◆ 作业说明 ◆
把讲Spark操作MySQL的选段中从“Spark操作MySQL,Hive并写入MySQL数据库”到“e的操作代码,只需要关心业务代码的编写。”的内容逐字抄录下来。

◆ 选段 ◆
____

Spark操作MySQL,Hive并写入MySQL数据库

最近一个项目,需要操作近70亿数据进行统计分析。如果存入MySQL,很难读取如此大的数据,即使使用搜索引擎,也是非常慢。经过调研决定借助我们公司大数据平台结合Spark技术完成这么大数据量的统计分析。

为了后期方便开发人员开发,决定写了几个工具类,屏蔽对MySQL及Hive的操作代码,只需要关心业务代码的编写。

工具类如下:

一. Spark操作MySQL

1. 根据sql语句获取Spark DataFrame:

  /**
   * 从MySql数据库中获取DateFrame
   *
   * @param spark     SparkSession
   * @param sql 查询SQL
   * @return DateFrame
   */
  def getDFFromMysql(spark: SparkSession, sql: String): DataFrame = {
    println(s"url:${mySqlConfig.url} user:${mySqlConfig.user} sql: ${sql}")
    spark.read.format("jdbc").option("url", mySqlConfig.url)
      .option("user", mySqlConfig.user)
      .option("password", mySqlConfig.password)
      .option("driver", "com.mysql.jdbc.Driver")
      .option("query", sql) .load()
  }

2. 将Spark DataFrame 写入MySQL数据库表

  /**
   * 将结果写入Mysql
   * @param df DataFrame
   * @param mode SaveMode
   * @param tableName SaveMode
   */
  def writeIntoMySql(df: DataFrame, mode: SaveMode, tableName: String): Unit ={
    mode match {
      case SaveMode.Append => appendDataIntoMysql(df, tableName);
      case SaveMode.Overwrite => overwriteMysqlData(df, tableName);
      case _ => throw new Exception("目前只支持Append及Overwrite!")
    }
  }
  /**
   * 将数据集插入Mysql表
   * @param df DataFrame
   * @param mysqlTableName 表名:database_name.table_name
   * @return
   */
  def appendDataIntoMysql(df: DataFrame, mysqlTableName: String) = {
    df.write.mode(SaveMode.Append).jdbc(mySqlConfig.url, mysqlTableName, getMysqlProp)
  }
  /**
   * 将数据集插入Mysql表
   * @param df DataFrame
   * @param mysqlTableName 表名:database_name.table_name
   * @return
   */
  def overwriteMysqlData(df: DataFrame, mysqlTableName: String) = {
    //先清除Mysql表中数据
    truncateMysqlTable(mysqlTableName)

____

◆ 存储数据 ◆
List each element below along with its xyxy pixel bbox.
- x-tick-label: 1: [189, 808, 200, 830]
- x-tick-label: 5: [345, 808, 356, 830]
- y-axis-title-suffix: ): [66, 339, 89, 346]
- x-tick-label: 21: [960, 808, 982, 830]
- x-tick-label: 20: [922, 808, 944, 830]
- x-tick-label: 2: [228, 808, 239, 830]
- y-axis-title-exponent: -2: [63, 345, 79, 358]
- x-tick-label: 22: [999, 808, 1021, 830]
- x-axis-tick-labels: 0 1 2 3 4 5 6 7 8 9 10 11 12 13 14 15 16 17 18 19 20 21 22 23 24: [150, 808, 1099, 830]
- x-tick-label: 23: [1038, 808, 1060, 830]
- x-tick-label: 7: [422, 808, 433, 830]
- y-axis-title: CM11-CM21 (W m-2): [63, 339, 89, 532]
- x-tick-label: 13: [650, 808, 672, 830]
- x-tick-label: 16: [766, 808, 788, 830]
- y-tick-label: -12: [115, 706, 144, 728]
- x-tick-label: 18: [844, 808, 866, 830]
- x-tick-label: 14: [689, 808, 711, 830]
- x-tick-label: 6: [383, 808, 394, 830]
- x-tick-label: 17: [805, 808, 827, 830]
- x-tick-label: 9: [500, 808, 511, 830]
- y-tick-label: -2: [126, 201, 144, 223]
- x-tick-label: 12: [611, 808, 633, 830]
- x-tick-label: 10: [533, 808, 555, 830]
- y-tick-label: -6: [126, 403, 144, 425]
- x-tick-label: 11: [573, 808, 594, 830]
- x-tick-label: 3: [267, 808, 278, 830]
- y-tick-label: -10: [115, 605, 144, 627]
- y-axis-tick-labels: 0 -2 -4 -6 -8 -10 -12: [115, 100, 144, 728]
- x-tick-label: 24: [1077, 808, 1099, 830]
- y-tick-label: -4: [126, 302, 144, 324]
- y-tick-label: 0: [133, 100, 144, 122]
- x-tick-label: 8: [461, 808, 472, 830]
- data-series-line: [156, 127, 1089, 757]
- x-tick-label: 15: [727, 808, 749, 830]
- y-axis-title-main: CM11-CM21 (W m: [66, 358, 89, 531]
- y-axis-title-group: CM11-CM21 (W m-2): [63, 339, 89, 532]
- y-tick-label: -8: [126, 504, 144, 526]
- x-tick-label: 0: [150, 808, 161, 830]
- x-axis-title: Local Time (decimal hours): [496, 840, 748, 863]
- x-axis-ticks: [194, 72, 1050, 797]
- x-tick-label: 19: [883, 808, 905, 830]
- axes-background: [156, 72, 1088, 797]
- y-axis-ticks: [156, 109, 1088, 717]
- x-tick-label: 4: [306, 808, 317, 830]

____

◆ 结果 ◆
Spark操作MySQL,Hive并写入MySQL数据库

最近一个项目,需要操作近70亿数据进行统计分析。如果存入MySQL,很难读取如此大的数据,即使使用搜索引擎,也是非常慢。经过调研决定借助我们公司大数据平台结合Spark技术完成这么大数据量的统计分析。

为了后期方便开发人员开发,决定写了几个工具类,屏蔽对MySQL及Hive的操作代码,只需要关心业务代码的编写。